* Start Input data *

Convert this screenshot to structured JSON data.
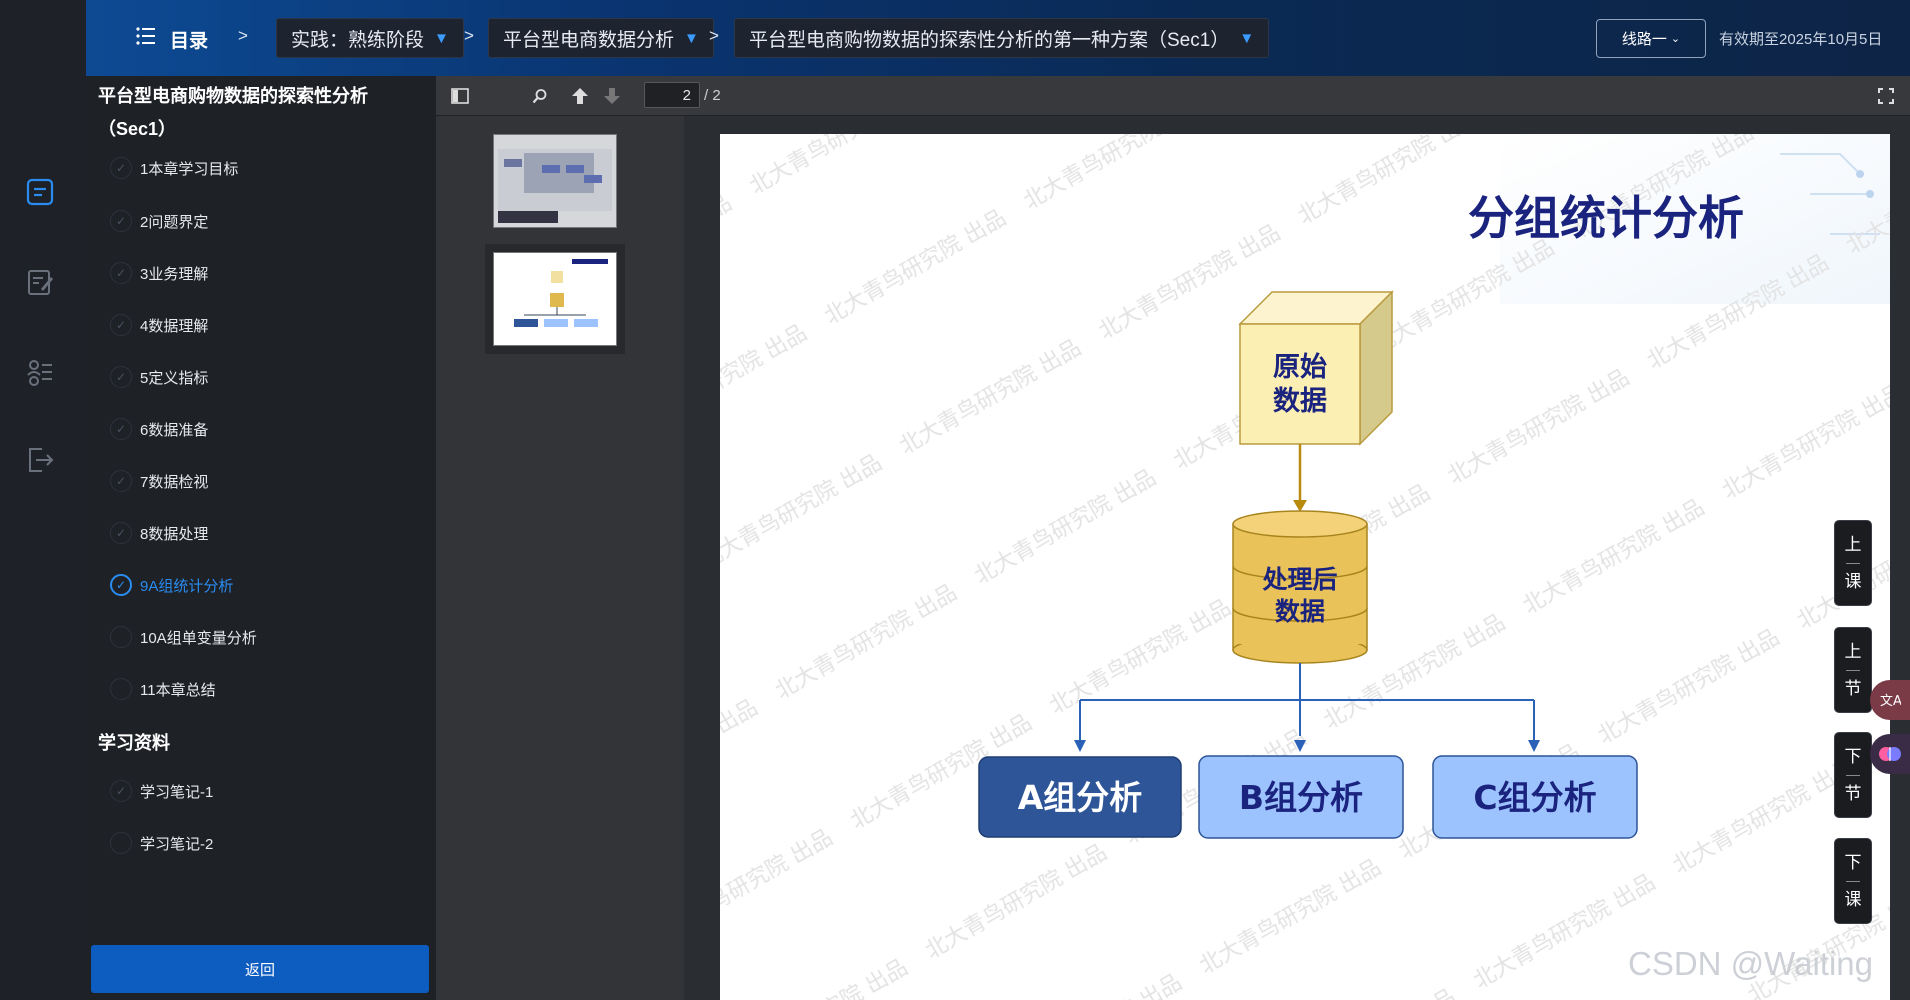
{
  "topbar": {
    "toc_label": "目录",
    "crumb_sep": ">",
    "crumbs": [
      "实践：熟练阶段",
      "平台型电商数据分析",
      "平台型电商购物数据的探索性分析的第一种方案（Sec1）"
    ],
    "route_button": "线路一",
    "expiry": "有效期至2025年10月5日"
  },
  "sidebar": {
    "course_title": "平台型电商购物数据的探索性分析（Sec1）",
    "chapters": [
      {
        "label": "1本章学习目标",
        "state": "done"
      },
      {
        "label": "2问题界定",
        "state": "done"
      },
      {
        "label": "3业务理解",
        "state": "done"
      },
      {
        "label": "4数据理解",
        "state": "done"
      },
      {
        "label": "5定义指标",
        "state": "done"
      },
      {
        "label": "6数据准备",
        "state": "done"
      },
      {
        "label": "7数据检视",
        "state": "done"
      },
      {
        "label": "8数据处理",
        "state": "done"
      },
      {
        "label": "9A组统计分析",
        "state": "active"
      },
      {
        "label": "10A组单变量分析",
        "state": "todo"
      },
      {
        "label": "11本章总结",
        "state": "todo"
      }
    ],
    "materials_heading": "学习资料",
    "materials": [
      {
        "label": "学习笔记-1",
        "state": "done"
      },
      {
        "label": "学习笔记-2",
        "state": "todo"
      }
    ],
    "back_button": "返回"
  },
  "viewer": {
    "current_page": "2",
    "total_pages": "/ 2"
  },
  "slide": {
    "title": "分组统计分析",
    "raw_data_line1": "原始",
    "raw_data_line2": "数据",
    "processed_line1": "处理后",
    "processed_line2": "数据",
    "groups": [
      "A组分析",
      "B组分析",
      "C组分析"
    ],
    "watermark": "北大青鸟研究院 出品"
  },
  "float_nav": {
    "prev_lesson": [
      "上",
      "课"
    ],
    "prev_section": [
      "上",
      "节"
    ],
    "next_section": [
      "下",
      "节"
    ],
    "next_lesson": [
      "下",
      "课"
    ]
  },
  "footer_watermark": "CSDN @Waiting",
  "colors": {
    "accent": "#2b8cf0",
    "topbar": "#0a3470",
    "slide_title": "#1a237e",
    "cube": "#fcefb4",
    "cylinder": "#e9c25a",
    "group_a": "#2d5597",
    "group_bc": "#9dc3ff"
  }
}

* End Input data *

Task: Output all of the data exactly as it stands, minus any images.

Full solution:
Convert this screenshot to structured JSON data.
{
  "topbar": {
    "toc_label": "目录",
    "crumb_sep": ">",
    "crumbs": [
      "实践：熟练阶段",
      "平台型电商数据分析",
      "平台型电商购物数据的探索性分析的第一种方案（Sec1）"
    ],
    "route_button": "线路一",
    "expiry": "有效期至2025年10月5日"
  },
  "sidebar": {
    "course_title": "平台型电商购物数据的探索性分析（Sec1）",
    "chapters": [
      {
        "label": "1本章学习目标",
        "state": "done"
      },
      {
        "label": "2问题界定",
        "state": "done"
      },
      {
        "label": "3业务理解",
        "state": "done"
      },
      {
        "label": "4数据理解",
        "state": "done"
      },
      {
        "label": "5定义指标",
        "state": "done"
      },
      {
        "label": "6数据准备",
        "state": "done"
      },
      {
        "label": "7数据检视",
        "state": "done"
      },
      {
        "label": "8数据处理",
        "state": "done"
      },
      {
        "label": "9A组统计分析",
        "state": "active"
      },
      {
        "label": "10A组单变量分析",
        "state": "todo"
      },
      {
        "label": "11本章总结",
        "state": "todo"
      }
    ],
    "materials_heading": "学习资料",
    "materials": [
      {
        "label": "学习笔记-1",
        "state": "done"
      },
      {
        "label": "学习笔记-2",
        "state": "todo"
      }
    ],
    "back_button": "返回"
  },
  "viewer": {
    "current_page": "2",
    "total_pages": "/ 2"
  },
  "slide": {
    "title": "分组统计分析",
    "raw_data_line1": "原始",
    "raw_data_line2": "数据",
    "processed_line1": "处理后",
    "processed_line2": "数据",
    "groups": [
      "A组分析",
      "B组分析",
      "C组分析"
    ],
    "watermark": "北大青鸟研究院 出品"
  },
  "float_nav": {
    "prev_lesson": [
      "上",
      "课"
    ],
    "prev_section": [
      "上",
      "节"
    ],
    "next_section": [
      "下",
      "节"
    ],
    "next_lesson": [
      "下",
      "课"
    ]
  },
  "footer_watermark": "CSDN @Waiting",
  "colors": {
    "accent": "#2b8cf0",
    "topbar": "#0a3470",
    "slide_title": "#1a237e",
    "cube": "#fcefb4",
    "cylinder": "#e9c25a",
    "group_a": "#2d5597",
    "group_bc": "#9dc3ff"
  }
}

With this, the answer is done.